> Provided data
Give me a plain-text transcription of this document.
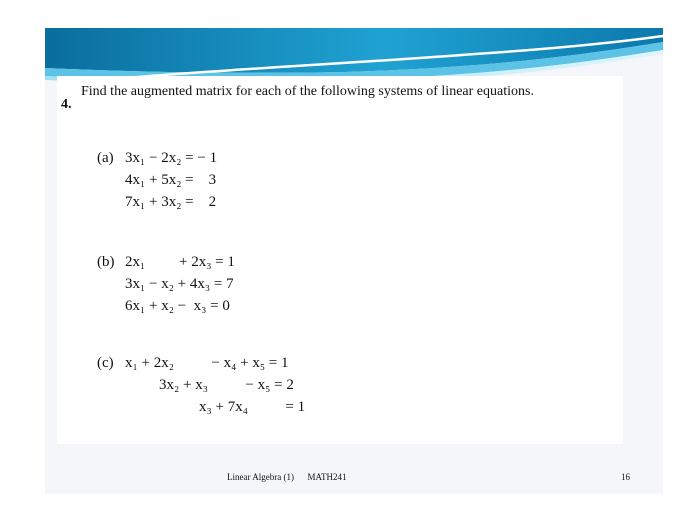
Find the augmented matrix for each of the following systems of linear equations.
4.
(a) 3x₁ − 2x₂ = − 1
4x₁ + 5x₂ =    3
7x₁ + 3x₂ =    2
(b) 2x₁         + 2x₃ = 1
3x₁ − x₂ + 4x₃ = 7
6x₁ + x₂ −  x₃ = 0
(c) x₁ + 2x₂          − x₄ + x₅ = 1
3x₂ + x₃          − x₅ = 2
x₃ + 7x₄          = 1
Linear Algebra (1) MATH241	16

> Task requirements
Leaving all pictures aside, quote each record exactly.

> Answer below
Give me a plain-text transcription of this document.
Find the augmented matrix for each of the following systems of linear equations.
4.
(a) 3x₁ − 2x₂ = − 1
4x₁ + 5x₂ =    3
7x₁ + 3x₂ =    2
(b) 2x₁         + 2x₃ = 1
3x₁ − x₂ + 4x₃ = 7
6x₁ + x₂ −  x₃ = 0
(c) x₁ + 2x₂          − x₄ + x₅ = 1
3x₂ + x₃          − x₅ = 2
x₃ + 7x₄          = 1
Linear Algebra (1) MATH241	16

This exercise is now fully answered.